* **STATED TASK**
Copy verbatim the lines of the items below, from the line containing "amount-col8-cell: 9855,8 <box>774" through the line containing "234 636 249</box>", including both of those lines.

* **STORED RECORDS**
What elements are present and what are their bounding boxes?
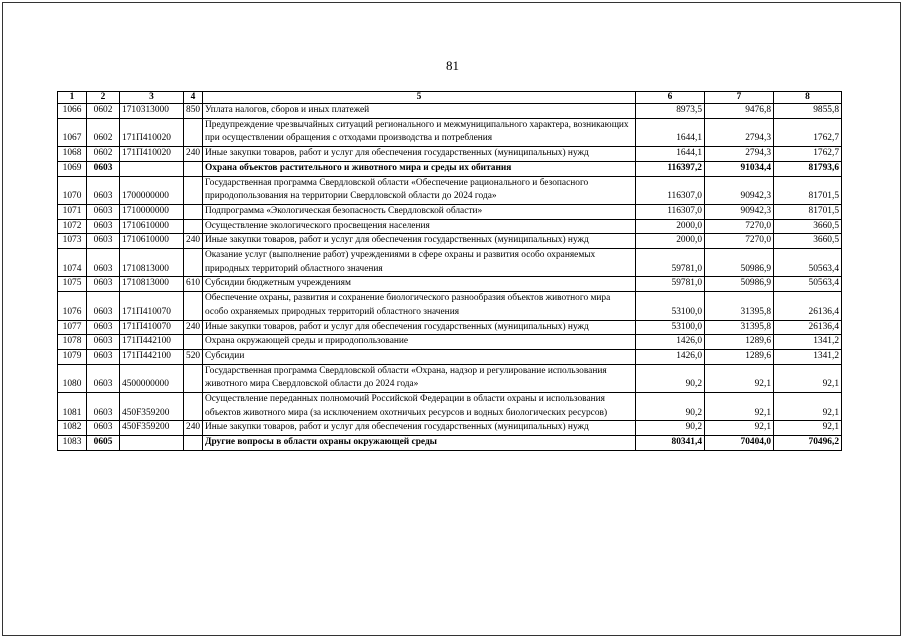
amount-col8-cell: 9855,8 <box>774 104 842 119</box>
header-row <box>58 92 842 104</box>
row-number-cell: 1067 <box>58 118 87 146</box>
amount-col7-cell: 90942,3 <box>705 176 774 204</box>
item-name-cell: Иные закупки товаров, работ и услуг для обеспечения государственных (муниципальных) нужд <box>203 234 636 249</box>
section-code-cell: 0603 <box>87 204 120 219</box>
table-row <box>58 393 842 421</box>
table-row <box>58 364 842 392</box>
row-number-cell: 1083 <box>58 436 87 451</box>
table-row <box>58 249 842 277</box>
table-row <box>58 161 842 176</box>
expense-type-cell: 850 <box>184 104 203 119</box>
amount-col7-cell: 31395,8 <box>705 292 774 320</box>
amount-col8-cell: 26136,4 <box>774 320 842 335</box>
table-row <box>58 219 842 234</box>
item-name-cell: Охрана объектов растительного и животного мира и среды их обитания <box>203 161 636 176</box>
item-name-cell: Субсидии бюджетным учреждениям <box>203 277 636 292</box>
target-code-cell <box>120 161 184 176</box>
table-row <box>58 204 842 219</box>
table-row <box>58 292 842 320</box>
expense-type-cell: 240 <box>184 147 203 162</box>
item-name-cell: Осуществление переданных полномочий Российской Федерации в области охраны и использования объектов животного мира (за исключением охотничьих ресурсов и водных биологических ресурсов) <box>203 393 636 421</box>
amount-col8-cell: 81701,5 <box>774 204 842 219</box>
amount-col6-cell: 116307,0 <box>636 176 705 204</box>
amount-col6-cell: 59781,0 <box>636 249 705 277</box>
amount-col7-cell: 1289,6 <box>705 349 774 364</box>
amount-col6-cell: 53100,0 <box>636 320 705 335</box>
amount-col6-cell: 2000,0 <box>636 234 705 249</box>
section-code-cell: 0603 <box>87 421 120 436</box>
expense-type-cell <box>184 249 203 277</box>
section-code-cell: 0605 <box>87 436 120 451</box>
target-code-cell: 1710813000 <box>120 277 184 292</box>
amount-col8-cell: 92,1 <box>774 393 842 421</box>
section-code-cell: 0602 <box>87 104 120 119</box>
expense-type-cell <box>184 364 203 392</box>
expense-type-cell <box>184 292 203 320</box>
amount-col8-cell: 1341,2 <box>774 349 842 364</box>
target-code-cell: 450F359200 <box>120 421 184 436</box>
amount-col8-cell: 1341,2 <box>774 335 842 350</box>
amount-col6-cell: 116397,2 <box>636 161 705 176</box>
amount-col6-cell: 90,2 <box>636 421 705 436</box>
amount-col7-cell: 92,1 <box>705 364 774 392</box>
expense-type-cell: 610 <box>184 277 203 292</box>
section-code-cell: 0602 <box>87 118 120 146</box>
header-cell: 5 <box>203 92 636 104</box>
amount-col8-cell: 3660,5 <box>774 219 842 234</box>
header-cell: 2 <box>87 92 120 104</box>
target-code-cell: 171П410070 <box>120 320 184 335</box>
target-code-cell: 1710610000 <box>120 219 184 234</box>
item-name-cell: Государственная программа Свердловской области «Охрана, надзор и регулирование использования животного мира Свердловской области до 2024 года» <box>203 364 636 392</box>
item-name-cell: Оказание услуг (выполнение работ) учреждениями в сфере охраны и развития особо охраняемых природных территорий областного значения <box>203 249 636 277</box>
expense-type-cell: 240 <box>184 320 203 335</box>
row-number-cell: 1075 <box>58 277 87 292</box>
amount-col7-cell: 9476,8 <box>705 104 774 119</box>
header-cell: 8 <box>774 92 842 104</box>
target-code-cell: 171П442100 <box>120 349 184 364</box>
section-code-cell: 0602 <box>87 147 120 162</box>
amount-col6-cell: 90,2 <box>636 364 705 392</box>
item-name-cell: Иные закупки товаров, работ и услуг для обеспечения государственных (муниципальных) нужд <box>203 320 636 335</box>
page-number: 81 <box>446 58 459 73</box>
item-name-cell: Осуществление экологического просвещения населения <box>203 219 636 234</box>
amount-col7-cell: 2794,3 <box>705 147 774 162</box>
item-name-cell: Обеспечение охраны, развития и сохранение биологического разнообразия объектов животного мира особо охраняемых природных территорий областного значения <box>203 292 636 320</box>
amount-col7-cell: 7270,0 <box>705 219 774 234</box>
row-number-cell: 1074 <box>58 249 87 277</box>
table-row <box>58 277 842 292</box>
target-code-cell: 450F359200 <box>120 393 184 421</box>
header-cell: 7 <box>705 92 774 104</box>
amount-col7-cell: 91034,4 <box>705 161 774 176</box>
table-row <box>58 118 842 146</box>
target-code-cell: 171П410020 <box>120 147 184 162</box>
item-name-cell: Охрана окружающей среды и природопользование <box>203 335 636 350</box>
expense-type-cell <box>184 335 203 350</box>
budget-table <box>57 91 842 451</box>
header-cell: 1 <box>58 92 87 104</box>
amount-col7-cell: 70404,0 <box>705 436 774 451</box>
table-row <box>58 335 842 350</box>
amount-col8-cell: 1762,7 <box>774 118 842 146</box>
amount-col8-cell: 81793,6 <box>774 161 842 176</box>
section-code-cell: 0603 <box>87 176 120 204</box>
amount-col6-cell: 1644,1 <box>636 147 705 162</box>
table-row <box>58 176 842 204</box>
row-number-cell: 1080 <box>58 364 87 392</box>
section-code-cell: 0603 <box>87 320 120 335</box>
section-code-cell: 0603 <box>87 349 120 364</box>
target-code-cell: 1710313000 <box>120 104 184 119</box>
row-number-cell: 1066 <box>58 104 87 119</box>
row-number-cell: 1073 <box>58 234 87 249</box>
target-code-cell: 171П410070 <box>120 292 184 320</box>
expense-type-cell <box>184 219 203 234</box>
table-row <box>58 421 842 436</box>
expense-type-cell: 240 <box>184 234 203 249</box>
row-number-cell: 1082 <box>58 421 87 436</box>
expense-type-cell: 520 <box>184 349 203 364</box>
amount-col8-cell: 50563,4 <box>774 277 842 292</box>
section-code-cell: 0603 <box>87 249 120 277</box>
header-cell: 3 <box>120 92 184 104</box>
section-code-cell: 0603 <box>87 219 120 234</box>
amount-col7-cell: 2794,3 <box>705 118 774 146</box>
amount-col6-cell: 90,2 <box>636 393 705 421</box>
section-code-cell: 0603 <box>87 234 120 249</box>
amount-col8-cell: 92,1 <box>774 364 842 392</box>
amount-col7-cell: 50986,9 <box>705 249 774 277</box>
amount-col8-cell: 26136,4 <box>774 292 842 320</box>
section-code-cell: 0603 <box>87 393 120 421</box>
header-cell: 4 <box>184 92 203 104</box>
target-code-cell: 1700000000 <box>120 176 184 204</box>
item-name-cell: Иные закупки товаров, работ и услуг для обеспечения государственных (муниципальных) нужд <box>203 147 636 162</box>
row-number-cell: 1079 <box>58 349 87 364</box>
amount-col7-cell: 92,1 <box>705 421 774 436</box>
row-number-cell: 1081 <box>58 393 87 421</box>
amount-col8-cell: 92,1 <box>774 421 842 436</box>
amount-col6-cell: 53100,0 <box>636 292 705 320</box>
row-number-cell: 1071 <box>58 204 87 219</box>
item-name-cell: Иные закупки товаров, работ и услуг для обеспечения государственных (муниципальных) нужд <box>203 421 636 436</box>
table-row <box>58 349 842 364</box>
item-name-cell: Предупреждение чрезвычайных ситуаций регионального и межмуниципального характера, возникающих при осуществлении обращения с отходами производства и потребления <box>203 118 636 146</box>
amount-col8-cell: 3660,5 <box>774 234 842 249</box>
row-number-cell: 1070 <box>58 176 87 204</box>
row-number-cell: 1077 <box>58 320 87 335</box>
amount-col6-cell: 59781,0 <box>636 277 705 292</box>
expense-type-cell <box>184 176 203 204</box>
row-number-cell: 1068 <box>58 147 87 162</box>
table-row <box>58 320 842 335</box>
item-name-cell: Другие вопросы в области охраны окружающей среды <box>203 436 636 451</box>
table-row <box>58 147 842 162</box>
target-code-cell: 4500000000 <box>120 364 184 392</box>
amount-col7-cell: 50986,9 <box>705 277 774 292</box>
amount-col7-cell: 92,1 <box>705 393 774 421</box>
section-code-cell: 0603 <box>87 161 120 176</box>
table-row <box>58 234 842 249</box>
row-number-cell: 1078 <box>58 335 87 350</box>
table-row <box>58 104 842 119</box>
amount-col6-cell: 1644,1 <box>636 118 705 146</box>
amount-col8-cell: 81701,5 <box>774 176 842 204</box>
row-number-cell: 1069 <box>58 161 87 176</box>
amount-col7-cell: 31395,8 <box>705 320 774 335</box>
amount-col7-cell: 7270,0 <box>705 234 774 249</box>
target-code-cell: 1710813000 <box>120 249 184 277</box>
expense-type-cell: 240 <box>184 421 203 436</box>
target-code-cell <box>120 436 184 451</box>
amount-col6-cell: 80341,4 <box>636 436 705 451</box>
target-code-cell: 171П410020 <box>120 118 184 146</box>
section-code-cell: 0603 <box>87 364 120 392</box>
amount-col6-cell: 8973,5 <box>636 104 705 119</box>
section-code-cell: 0603 <box>87 292 120 320</box>
item-name-cell: Подпрограмма «Экологическая безопасность Свердловской области» <box>203 204 636 219</box>
target-code-cell: 171П442100 <box>120 335 184 350</box>
amount-col7-cell: 90942,3 <box>705 204 774 219</box>
amount-col8-cell: 70496,2 <box>774 436 842 451</box>
section-code-cell: 0603 <box>87 277 120 292</box>
amount-col6-cell: 1426,0 <box>636 349 705 364</box>
row-number-cell: 1072 <box>58 219 87 234</box>
item-name-cell: Субсидии <box>203 349 636 364</box>
row-number-cell: 1076 <box>58 292 87 320</box>
item-name-cell: Уплата налогов, сборов и иных платежей <box>203 104 636 119</box>
amount-col6-cell: 2000,0 <box>636 219 705 234</box>
target-code-cell: 1710610000 <box>120 234 184 249</box>
item-name-cell: Государственная программа Свердловской области «Обеспечение рационального и безопасного природопользования на территории Свердловской области до 2024 года» <box>203 176 636 204</box>
table-row <box>58 436 842 451</box>
expense-type-cell <box>184 436 203 451</box>
section-code-cell: 0603 <box>87 335 120 350</box>
amount-col8-cell: 1762,7 <box>774 147 842 162</box>
amount-col8-cell: 50563,4 <box>774 249 842 277</box>
header-cell: 6 <box>636 92 705 104</box>
expense-type-cell <box>184 118 203 146</box>
amount-col6-cell: 1426,0 <box>636 335 705 350</box>
amount-col6-cell: 116307,0 <box>636 204 705 219</box>
amount-col7-cell: 1289,6 <box>705 335 774 350</box>
expense-type-cell <box>184 204 203 219</box>
expense-type-cell <box>184 393 203 421</box>
expense-type-cell <box>184 161 203 176</box>
target-code-cell: 1710000000 <box>120 204 184 219</box>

* **WRITTEN ANSWER**
amount-col8-cell: 9855,8 <box>774 104 842 119</box>
header-row <box>58 92 842 104</box>
row-number-cell: 1067 <box>58 118 87 146</box>
amount-col7-cell: 90942,3 <box>705 176 774 204</box>
item-name-cell: Иные закупки товаров, работ и услуг для обеспечения государственных (муниципальных) нужд <box>203 234 636 249</box>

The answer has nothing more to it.